◆ **AIM OF THE TASK**
Gather up the lines that contain "Daniela".

◆ **LISTING**
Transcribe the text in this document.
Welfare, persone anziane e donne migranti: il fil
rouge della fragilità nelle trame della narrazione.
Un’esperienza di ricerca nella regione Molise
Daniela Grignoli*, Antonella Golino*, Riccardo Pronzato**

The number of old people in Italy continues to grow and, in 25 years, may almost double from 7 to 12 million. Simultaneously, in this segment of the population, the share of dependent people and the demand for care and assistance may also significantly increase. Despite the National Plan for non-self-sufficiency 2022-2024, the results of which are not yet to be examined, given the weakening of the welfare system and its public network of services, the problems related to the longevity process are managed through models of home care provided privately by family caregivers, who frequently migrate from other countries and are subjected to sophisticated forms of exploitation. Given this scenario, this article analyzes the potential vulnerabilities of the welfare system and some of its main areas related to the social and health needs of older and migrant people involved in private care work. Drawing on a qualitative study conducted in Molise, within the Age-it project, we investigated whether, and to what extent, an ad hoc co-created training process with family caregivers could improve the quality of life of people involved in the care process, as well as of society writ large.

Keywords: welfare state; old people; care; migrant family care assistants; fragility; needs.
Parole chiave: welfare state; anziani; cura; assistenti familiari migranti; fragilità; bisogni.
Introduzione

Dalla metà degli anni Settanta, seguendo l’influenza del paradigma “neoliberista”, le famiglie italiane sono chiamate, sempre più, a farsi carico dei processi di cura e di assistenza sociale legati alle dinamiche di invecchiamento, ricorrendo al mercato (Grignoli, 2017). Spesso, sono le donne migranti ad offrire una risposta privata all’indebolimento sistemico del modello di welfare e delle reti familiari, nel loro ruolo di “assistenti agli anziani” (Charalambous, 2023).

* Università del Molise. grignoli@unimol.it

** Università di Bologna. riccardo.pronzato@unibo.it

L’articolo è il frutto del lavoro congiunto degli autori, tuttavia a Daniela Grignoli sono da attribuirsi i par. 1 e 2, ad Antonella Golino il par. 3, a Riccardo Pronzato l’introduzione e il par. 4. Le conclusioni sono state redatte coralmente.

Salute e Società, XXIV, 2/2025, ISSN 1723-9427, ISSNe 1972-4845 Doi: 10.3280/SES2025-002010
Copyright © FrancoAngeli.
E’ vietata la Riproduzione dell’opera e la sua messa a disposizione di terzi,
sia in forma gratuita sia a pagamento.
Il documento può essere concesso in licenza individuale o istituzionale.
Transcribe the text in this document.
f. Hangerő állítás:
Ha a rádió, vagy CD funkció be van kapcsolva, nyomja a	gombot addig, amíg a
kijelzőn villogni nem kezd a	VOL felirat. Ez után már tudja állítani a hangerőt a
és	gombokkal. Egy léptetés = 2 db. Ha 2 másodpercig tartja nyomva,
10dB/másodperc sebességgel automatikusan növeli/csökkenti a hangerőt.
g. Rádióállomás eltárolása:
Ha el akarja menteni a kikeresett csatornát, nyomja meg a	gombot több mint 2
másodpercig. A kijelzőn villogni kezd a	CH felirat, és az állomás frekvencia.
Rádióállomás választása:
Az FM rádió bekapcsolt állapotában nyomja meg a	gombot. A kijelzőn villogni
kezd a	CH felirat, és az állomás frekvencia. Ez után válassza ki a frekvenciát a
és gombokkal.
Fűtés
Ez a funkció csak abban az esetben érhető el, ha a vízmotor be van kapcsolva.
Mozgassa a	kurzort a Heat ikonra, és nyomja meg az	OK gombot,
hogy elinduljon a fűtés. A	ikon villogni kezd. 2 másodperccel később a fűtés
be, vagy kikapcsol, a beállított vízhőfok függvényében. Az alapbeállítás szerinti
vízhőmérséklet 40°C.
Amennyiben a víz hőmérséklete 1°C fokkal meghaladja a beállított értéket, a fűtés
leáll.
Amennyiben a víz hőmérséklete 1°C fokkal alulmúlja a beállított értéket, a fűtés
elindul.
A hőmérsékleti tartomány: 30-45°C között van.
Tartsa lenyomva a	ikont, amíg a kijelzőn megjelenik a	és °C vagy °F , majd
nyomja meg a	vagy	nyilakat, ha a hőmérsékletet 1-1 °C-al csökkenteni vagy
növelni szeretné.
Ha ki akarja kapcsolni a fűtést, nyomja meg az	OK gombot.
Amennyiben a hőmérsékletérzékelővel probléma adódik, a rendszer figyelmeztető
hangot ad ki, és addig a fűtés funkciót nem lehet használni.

◆ **SOLUTION TO THIS EXERCISE**
Daniela Grignoli*, Antonella Golino*, Riccardo Pronzato**
L’articolo è il frutto del lavoro congiunto degli autori, tuttavia a Daniela Grignoli sono da attribuirsi i par. 1 e 2, ad Antonella Golino il par. 3, a Riccardo Pronzato l’introduzione e il par. 4. Le conclusioni sono state redatte coralmente.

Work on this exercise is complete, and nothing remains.